We wanted to be picked up at 82°S. That’s usually where the ice edge would be. And because of a little bit of ice formation early in the season because of the very cold temperatures that we experienced and then it became extremely warm, I was surprised to see that one day it was raining on the polar ocean and it never rains in the polar ocean. Either it snows or it’s just frozen, you know, the air freezes because there’s a lot of humidity and it feels more like frozen air than snowflakes that we know. You know, it’s not like real snowflakes because snowflakes form at warmer temperatures but because it’s extremely cold in the polar region it’s not like a snowflake it becomes like sand, in a way, but frozen. And when that snow falls onto the ice, on the sea ice that’s frozen, it becomes very difficult to pull the sleds because it becomes like sand and sandpaper so the sled’s got a lot of friction and it becomes very difficult to pull them. That’s why our progress was so slow as well.

Data items:
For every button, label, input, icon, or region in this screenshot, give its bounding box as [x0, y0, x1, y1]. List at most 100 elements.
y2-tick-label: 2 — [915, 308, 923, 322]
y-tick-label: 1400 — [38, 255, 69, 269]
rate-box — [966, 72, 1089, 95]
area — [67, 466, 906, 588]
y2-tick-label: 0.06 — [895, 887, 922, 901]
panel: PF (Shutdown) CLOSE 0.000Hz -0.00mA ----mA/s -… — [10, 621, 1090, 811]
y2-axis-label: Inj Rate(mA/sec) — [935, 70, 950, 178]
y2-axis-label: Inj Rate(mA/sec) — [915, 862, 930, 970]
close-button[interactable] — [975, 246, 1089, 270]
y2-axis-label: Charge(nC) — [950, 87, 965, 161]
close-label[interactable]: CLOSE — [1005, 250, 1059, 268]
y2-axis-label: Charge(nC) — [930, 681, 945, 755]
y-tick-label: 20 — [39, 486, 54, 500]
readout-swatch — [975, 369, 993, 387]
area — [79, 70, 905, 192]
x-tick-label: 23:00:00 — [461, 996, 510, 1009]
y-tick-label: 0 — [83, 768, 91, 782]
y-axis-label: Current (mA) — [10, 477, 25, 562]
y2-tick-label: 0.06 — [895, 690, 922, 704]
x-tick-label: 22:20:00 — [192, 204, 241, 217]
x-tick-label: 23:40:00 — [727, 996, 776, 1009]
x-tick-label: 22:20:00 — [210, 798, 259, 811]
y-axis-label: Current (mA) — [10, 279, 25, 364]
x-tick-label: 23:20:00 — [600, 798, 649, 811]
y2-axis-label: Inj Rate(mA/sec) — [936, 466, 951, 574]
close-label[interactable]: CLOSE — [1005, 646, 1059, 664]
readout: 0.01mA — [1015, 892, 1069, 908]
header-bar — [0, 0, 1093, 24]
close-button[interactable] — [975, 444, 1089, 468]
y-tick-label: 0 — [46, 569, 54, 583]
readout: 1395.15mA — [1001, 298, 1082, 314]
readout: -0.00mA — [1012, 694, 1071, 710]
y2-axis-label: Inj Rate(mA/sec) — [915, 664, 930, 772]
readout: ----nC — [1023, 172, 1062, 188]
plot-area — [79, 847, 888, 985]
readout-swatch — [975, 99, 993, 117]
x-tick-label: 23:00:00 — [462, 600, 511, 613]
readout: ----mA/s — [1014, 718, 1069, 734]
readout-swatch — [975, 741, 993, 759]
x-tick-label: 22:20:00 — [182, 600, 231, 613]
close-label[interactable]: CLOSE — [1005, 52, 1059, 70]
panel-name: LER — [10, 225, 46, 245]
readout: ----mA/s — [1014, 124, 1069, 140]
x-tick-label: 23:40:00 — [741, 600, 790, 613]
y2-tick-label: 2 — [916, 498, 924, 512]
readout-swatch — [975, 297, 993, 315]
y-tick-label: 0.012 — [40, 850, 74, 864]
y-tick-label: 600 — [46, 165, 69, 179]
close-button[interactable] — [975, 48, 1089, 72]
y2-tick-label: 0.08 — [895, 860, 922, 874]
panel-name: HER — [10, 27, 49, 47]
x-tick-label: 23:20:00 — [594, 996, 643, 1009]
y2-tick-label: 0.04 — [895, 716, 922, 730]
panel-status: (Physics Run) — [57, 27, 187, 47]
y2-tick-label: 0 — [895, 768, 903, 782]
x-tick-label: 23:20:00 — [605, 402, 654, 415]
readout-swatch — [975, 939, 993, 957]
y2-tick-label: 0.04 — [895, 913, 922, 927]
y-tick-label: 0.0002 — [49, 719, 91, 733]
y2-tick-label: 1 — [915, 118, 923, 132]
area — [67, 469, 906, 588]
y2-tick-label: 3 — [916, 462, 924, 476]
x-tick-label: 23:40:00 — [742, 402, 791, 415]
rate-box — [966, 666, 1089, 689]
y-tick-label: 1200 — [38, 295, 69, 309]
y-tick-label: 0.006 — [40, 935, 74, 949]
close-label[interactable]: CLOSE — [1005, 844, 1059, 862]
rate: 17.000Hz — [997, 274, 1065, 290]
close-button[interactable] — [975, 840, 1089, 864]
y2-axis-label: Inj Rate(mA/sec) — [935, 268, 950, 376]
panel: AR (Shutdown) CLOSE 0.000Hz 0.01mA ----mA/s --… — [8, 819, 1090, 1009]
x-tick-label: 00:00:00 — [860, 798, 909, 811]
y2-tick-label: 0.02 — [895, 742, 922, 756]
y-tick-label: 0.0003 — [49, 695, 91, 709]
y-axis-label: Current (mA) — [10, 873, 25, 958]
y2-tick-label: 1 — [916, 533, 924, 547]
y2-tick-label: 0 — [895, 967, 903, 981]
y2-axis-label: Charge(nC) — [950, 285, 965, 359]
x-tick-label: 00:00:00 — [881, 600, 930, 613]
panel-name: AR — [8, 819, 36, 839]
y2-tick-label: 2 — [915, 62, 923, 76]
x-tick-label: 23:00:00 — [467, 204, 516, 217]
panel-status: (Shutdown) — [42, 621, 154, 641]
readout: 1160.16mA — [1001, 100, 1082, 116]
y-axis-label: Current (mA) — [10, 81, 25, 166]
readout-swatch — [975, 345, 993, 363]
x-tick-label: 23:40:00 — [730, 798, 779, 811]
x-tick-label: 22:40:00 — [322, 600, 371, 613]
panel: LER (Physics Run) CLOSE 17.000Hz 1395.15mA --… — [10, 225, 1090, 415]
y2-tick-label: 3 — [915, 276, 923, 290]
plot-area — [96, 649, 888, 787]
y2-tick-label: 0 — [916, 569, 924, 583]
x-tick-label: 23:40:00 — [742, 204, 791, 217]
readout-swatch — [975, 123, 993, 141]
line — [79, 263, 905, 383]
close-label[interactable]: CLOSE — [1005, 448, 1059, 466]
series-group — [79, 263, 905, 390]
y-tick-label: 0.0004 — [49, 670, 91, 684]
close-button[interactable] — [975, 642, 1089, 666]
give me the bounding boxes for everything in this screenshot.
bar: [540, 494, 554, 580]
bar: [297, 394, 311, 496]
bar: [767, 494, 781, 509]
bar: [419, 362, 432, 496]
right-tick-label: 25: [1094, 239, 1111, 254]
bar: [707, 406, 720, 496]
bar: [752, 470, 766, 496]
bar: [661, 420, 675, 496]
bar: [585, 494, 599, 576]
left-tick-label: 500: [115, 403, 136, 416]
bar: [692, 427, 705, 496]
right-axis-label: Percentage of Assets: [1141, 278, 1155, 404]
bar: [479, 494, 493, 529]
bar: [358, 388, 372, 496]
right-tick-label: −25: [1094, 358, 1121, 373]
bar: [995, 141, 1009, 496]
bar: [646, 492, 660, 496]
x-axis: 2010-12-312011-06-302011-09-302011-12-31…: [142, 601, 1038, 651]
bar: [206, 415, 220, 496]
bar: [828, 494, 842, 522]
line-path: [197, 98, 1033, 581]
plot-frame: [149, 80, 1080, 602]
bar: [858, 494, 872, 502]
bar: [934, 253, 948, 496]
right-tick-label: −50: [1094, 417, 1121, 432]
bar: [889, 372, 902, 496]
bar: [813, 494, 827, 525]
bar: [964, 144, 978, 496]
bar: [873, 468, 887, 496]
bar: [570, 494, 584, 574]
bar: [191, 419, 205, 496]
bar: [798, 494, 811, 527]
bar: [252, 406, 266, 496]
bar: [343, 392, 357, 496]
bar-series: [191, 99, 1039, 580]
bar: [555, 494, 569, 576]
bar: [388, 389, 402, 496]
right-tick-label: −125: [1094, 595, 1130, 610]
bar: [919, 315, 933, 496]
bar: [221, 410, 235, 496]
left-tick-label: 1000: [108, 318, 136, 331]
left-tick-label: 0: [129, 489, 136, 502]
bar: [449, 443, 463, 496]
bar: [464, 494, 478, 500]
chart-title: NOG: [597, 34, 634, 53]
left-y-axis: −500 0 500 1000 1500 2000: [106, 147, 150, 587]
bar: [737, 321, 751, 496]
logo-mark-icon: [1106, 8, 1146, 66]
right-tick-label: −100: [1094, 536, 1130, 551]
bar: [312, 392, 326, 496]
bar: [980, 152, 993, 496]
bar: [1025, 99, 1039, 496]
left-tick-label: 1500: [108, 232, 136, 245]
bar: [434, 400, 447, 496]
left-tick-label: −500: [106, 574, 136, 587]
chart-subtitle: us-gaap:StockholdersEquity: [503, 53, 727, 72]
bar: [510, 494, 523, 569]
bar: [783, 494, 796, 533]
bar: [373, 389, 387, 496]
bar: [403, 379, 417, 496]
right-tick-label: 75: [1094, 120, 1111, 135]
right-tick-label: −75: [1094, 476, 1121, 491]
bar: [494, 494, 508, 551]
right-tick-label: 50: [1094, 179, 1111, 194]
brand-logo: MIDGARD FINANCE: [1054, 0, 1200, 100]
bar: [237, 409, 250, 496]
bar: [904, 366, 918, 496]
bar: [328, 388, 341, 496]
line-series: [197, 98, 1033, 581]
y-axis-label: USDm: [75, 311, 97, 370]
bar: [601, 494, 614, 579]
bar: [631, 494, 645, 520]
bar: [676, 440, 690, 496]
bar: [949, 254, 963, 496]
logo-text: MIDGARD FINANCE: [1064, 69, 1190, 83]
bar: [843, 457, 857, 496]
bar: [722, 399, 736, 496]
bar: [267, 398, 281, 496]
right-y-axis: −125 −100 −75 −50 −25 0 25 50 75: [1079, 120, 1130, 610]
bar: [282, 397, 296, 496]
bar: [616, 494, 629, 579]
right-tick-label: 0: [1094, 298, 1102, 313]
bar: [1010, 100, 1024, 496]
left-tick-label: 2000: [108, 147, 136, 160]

Work to do:
1. Could you echo the rows of the data items word for word, from the first row through the row containing "y2-axis-label: Charge(nC) — [950, 87, 965, 161]", with both ends included?
2. Can you carry on the account of sled hauling across the polar sea ice from where it stops?

Final answers:
1.
For every button, label, input, icon, or region in this screenshot, give its bounding box as [x0, y0, x1, y1]. List at most 100 elements.
y2-tick-label: 2 — [915, 308, 923, 322]
y-tick-label: 1400 — [38, 255, 69, 269]
rate-box — [966, 72, 1089, 95]
area — [67, 466, 906, 588]
y2-tick-label: 0.06 — [895, 887, 922, 901]
panel: PF (Shutdown) CLOSE 0.000Hz -0.00mA ----mA/s -… — [10, 621, 1090, 811]
y2-axis-label: Inj Rate(mA/sec) — [935, 70, 950, 178]
y2-axis-label: Inj Rate(mA/sec) — [915, 862, 930, 970]
close-button[interactable] — [975, 246, 1089, 270]
y2-axis-label: Charge(nC) — [950, 87, 965, 161]

2.
The second thing is there was very very thin ice. And we thought that the ice would be a little bit more stable. Thin ice moves much easier when there’s a little bit of wind than old ice that’s very thick because old ice that’s thick weighs much more than very thin ice. So as soon as the wind blows over the thinner ice, the ice pans as we call it, or the ice flows, they move much faster. And if the wind comes from the wrong direction, against us, that was mostly the case, the thin ice moves back and forth very quickly so it moves faster than what you can walk and that’s why we started running out of food.
Then add to that, the darkness. Not being able to actually see where you’re going. That adds a big stress psychologically and because the Arctic Ocean’s full of traps. It’s sometimes just snow that’s on top of the water and if you walk over that layer of snow that’s on top of the water and it breaks and you fall into the arctic ocean, you’ve got very little chance of survival. And to overcome all of these challenges in complete darkness has a really big mental effect on you. So your mind- there’s so much to deal with that slowly but surely the darkness and the challenges are psychologically killing you.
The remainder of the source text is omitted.